Input rows —
# # # # # # #

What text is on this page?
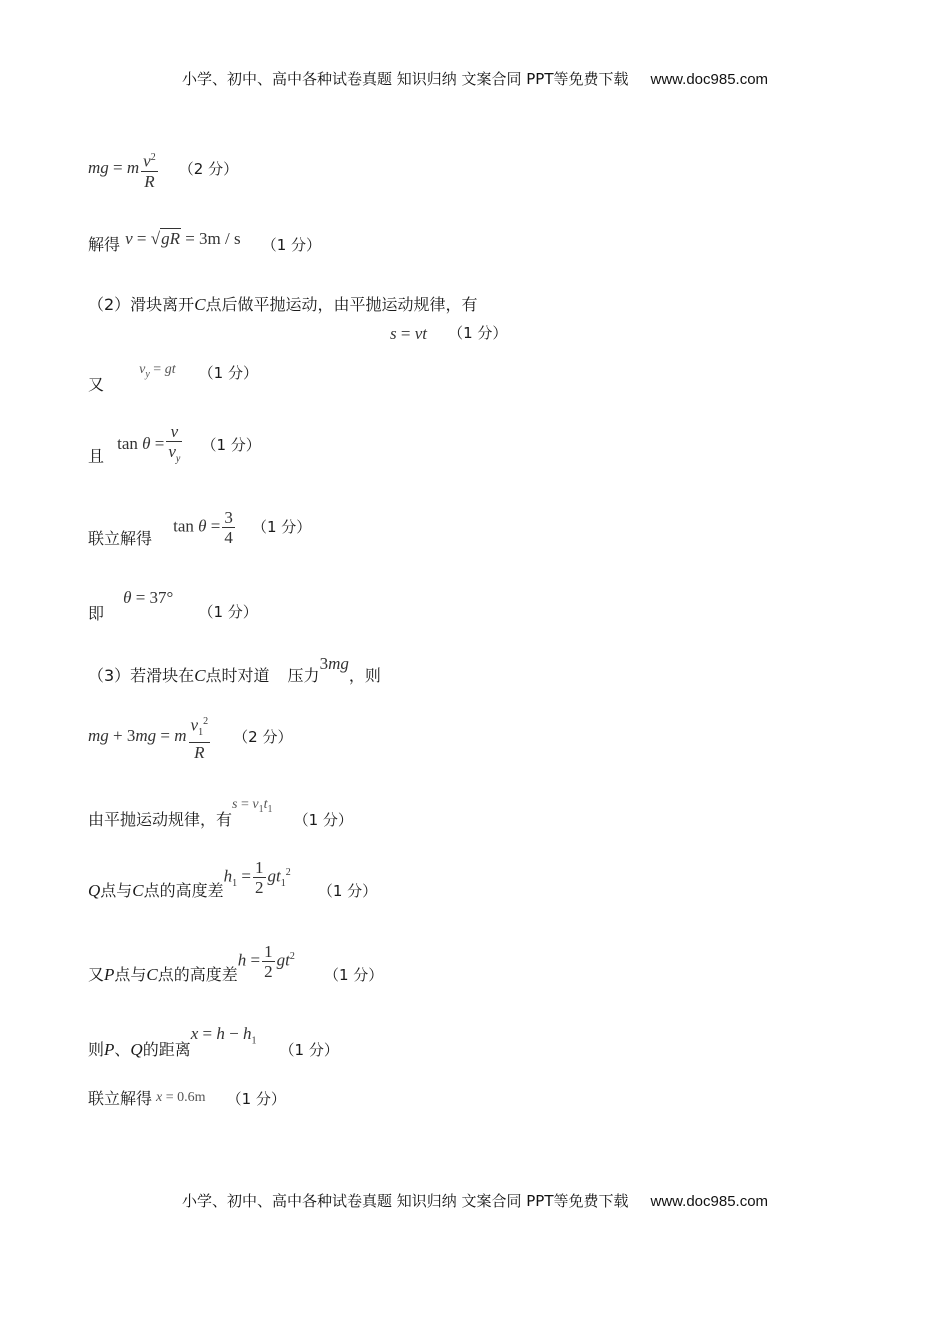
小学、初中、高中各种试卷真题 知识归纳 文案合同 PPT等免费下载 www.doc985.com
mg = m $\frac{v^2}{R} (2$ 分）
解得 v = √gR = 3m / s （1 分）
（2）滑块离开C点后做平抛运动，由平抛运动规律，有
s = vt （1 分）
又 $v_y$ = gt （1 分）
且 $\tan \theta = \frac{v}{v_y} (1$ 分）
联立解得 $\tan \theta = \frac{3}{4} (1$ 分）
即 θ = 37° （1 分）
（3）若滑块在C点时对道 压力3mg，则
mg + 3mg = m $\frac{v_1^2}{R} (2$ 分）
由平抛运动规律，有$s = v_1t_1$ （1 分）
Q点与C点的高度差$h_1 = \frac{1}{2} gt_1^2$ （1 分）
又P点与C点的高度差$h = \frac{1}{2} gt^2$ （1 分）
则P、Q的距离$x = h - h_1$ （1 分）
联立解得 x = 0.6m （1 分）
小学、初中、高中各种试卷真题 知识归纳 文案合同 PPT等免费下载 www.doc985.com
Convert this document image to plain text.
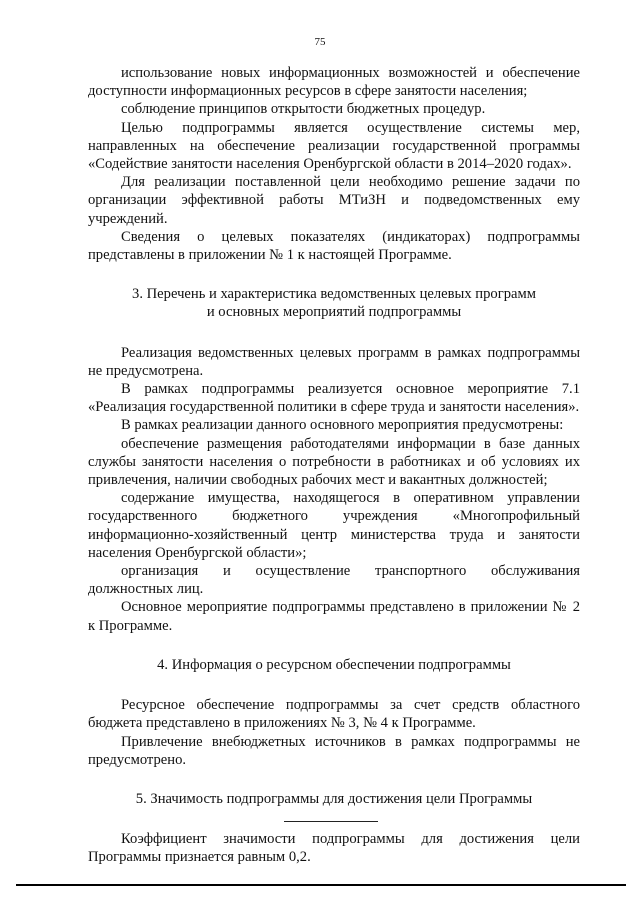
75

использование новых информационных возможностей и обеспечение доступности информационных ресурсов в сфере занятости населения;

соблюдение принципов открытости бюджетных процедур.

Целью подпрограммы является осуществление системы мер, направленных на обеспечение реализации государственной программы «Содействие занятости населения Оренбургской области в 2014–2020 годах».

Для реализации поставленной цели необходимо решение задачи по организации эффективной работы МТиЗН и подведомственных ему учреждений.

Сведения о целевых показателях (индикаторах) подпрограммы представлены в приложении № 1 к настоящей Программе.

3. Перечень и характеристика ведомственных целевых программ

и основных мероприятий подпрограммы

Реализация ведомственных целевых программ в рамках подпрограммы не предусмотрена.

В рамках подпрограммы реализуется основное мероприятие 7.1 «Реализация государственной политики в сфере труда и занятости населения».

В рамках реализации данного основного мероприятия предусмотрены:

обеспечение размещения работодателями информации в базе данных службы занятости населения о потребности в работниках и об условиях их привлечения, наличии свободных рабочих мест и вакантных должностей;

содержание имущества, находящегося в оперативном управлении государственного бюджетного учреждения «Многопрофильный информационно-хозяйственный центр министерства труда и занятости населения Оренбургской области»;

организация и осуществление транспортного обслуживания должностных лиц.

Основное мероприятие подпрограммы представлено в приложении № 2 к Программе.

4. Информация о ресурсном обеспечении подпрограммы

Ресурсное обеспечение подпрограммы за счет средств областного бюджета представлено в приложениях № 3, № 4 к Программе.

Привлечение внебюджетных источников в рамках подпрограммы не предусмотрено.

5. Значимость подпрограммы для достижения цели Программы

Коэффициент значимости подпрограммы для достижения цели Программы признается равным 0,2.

# # # # # # #

To be done — Find and copy every line in the entries above where the string "联立解得" occurs.

Final answer —
联立解得 $\tan \theta = \frac{3}{4} (1$ 分）
联立解得 x = 0.6m （1 分）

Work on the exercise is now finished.